» Supplied data
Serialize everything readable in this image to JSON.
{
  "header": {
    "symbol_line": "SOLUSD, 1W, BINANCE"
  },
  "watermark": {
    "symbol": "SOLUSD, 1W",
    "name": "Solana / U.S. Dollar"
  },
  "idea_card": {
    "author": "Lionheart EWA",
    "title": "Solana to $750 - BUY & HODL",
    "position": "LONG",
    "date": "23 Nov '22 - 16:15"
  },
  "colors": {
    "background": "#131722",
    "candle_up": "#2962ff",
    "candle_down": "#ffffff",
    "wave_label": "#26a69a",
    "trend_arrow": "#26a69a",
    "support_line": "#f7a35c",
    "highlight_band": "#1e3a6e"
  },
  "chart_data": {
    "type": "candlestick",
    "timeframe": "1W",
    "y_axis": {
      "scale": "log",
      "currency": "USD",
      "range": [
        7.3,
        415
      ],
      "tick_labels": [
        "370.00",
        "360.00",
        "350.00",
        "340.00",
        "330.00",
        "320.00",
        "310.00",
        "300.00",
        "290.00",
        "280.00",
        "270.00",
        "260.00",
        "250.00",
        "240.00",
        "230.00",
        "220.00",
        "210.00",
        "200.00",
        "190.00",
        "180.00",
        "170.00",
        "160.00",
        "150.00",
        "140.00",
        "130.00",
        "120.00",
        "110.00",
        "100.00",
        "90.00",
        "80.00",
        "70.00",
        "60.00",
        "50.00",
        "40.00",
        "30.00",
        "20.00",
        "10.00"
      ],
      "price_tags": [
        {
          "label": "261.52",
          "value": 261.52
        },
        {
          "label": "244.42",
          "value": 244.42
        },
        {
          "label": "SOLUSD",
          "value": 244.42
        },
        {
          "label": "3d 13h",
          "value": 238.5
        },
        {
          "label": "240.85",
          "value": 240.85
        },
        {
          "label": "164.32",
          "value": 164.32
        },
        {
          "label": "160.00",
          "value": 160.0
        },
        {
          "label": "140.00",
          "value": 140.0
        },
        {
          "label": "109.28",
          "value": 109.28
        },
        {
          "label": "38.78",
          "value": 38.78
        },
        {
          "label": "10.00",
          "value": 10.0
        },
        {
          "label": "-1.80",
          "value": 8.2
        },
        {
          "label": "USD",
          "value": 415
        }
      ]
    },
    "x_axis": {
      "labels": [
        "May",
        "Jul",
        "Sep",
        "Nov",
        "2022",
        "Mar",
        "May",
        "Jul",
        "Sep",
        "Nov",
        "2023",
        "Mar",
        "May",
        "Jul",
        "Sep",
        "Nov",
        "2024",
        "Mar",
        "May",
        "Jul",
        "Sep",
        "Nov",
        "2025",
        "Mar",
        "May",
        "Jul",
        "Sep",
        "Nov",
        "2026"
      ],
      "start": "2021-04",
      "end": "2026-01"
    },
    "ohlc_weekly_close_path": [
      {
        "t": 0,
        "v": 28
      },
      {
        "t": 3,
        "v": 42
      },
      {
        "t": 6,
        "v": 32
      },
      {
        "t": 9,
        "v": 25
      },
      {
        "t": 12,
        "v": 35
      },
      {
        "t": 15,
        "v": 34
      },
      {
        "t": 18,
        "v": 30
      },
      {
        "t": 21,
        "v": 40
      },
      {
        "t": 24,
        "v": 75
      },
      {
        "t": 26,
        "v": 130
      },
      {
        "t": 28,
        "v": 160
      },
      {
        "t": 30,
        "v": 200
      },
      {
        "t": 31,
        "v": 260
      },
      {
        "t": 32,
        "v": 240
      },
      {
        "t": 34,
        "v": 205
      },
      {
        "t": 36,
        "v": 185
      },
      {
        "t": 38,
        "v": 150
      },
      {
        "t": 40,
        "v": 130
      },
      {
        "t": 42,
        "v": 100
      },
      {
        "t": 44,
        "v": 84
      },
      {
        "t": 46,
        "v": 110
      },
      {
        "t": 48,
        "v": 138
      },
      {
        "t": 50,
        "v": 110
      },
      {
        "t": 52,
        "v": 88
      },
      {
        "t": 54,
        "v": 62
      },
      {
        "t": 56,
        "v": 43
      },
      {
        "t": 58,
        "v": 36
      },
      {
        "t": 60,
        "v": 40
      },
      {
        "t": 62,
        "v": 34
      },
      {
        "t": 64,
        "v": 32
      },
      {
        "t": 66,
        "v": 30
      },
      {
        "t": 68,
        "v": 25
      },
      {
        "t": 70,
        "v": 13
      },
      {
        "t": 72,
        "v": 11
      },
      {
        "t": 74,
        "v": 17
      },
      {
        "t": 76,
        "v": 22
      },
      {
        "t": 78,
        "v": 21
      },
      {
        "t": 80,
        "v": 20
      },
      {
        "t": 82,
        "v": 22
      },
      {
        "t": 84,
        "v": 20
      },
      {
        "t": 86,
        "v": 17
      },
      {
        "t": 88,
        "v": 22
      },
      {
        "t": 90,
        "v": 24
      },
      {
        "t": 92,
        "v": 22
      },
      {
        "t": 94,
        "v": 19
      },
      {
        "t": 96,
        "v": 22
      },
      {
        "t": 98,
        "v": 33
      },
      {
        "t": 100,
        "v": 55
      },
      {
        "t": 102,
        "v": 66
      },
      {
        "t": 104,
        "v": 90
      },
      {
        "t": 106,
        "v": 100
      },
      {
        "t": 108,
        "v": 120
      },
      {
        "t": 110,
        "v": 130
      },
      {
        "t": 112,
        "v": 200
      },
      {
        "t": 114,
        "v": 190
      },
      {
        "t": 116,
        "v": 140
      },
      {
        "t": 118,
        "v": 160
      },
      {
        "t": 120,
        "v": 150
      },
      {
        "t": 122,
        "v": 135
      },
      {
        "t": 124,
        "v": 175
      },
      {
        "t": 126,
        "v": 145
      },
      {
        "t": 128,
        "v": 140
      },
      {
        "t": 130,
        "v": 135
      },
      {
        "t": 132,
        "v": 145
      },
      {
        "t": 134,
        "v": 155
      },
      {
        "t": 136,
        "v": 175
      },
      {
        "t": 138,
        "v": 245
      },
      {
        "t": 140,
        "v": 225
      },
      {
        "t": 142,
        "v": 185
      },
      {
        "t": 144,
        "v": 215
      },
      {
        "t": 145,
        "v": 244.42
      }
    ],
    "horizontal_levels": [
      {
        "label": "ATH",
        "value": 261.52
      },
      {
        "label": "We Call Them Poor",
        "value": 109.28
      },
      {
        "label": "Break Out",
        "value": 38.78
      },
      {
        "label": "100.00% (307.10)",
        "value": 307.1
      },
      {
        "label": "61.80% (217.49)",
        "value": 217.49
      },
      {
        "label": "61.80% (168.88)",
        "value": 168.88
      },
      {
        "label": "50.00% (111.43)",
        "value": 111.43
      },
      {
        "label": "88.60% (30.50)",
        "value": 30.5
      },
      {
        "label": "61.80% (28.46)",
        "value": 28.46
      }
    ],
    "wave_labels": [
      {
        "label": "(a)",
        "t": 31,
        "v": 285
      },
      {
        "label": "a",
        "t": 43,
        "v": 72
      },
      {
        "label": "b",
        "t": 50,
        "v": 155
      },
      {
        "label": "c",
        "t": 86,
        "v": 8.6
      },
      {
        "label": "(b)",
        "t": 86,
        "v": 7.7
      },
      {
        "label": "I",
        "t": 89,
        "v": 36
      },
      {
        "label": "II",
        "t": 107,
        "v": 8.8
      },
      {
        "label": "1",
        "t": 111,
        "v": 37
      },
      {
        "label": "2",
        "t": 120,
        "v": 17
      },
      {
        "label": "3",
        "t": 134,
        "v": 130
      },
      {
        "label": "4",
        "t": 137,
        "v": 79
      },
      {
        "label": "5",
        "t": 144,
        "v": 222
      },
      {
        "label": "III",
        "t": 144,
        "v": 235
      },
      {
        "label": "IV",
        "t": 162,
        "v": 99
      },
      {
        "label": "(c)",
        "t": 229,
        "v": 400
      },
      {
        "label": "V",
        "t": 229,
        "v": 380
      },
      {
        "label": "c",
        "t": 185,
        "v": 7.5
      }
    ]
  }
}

» Set exercise
Above is a listing; report how many of its lines include the word "SOLUSD", giving the number only.

» Written response
3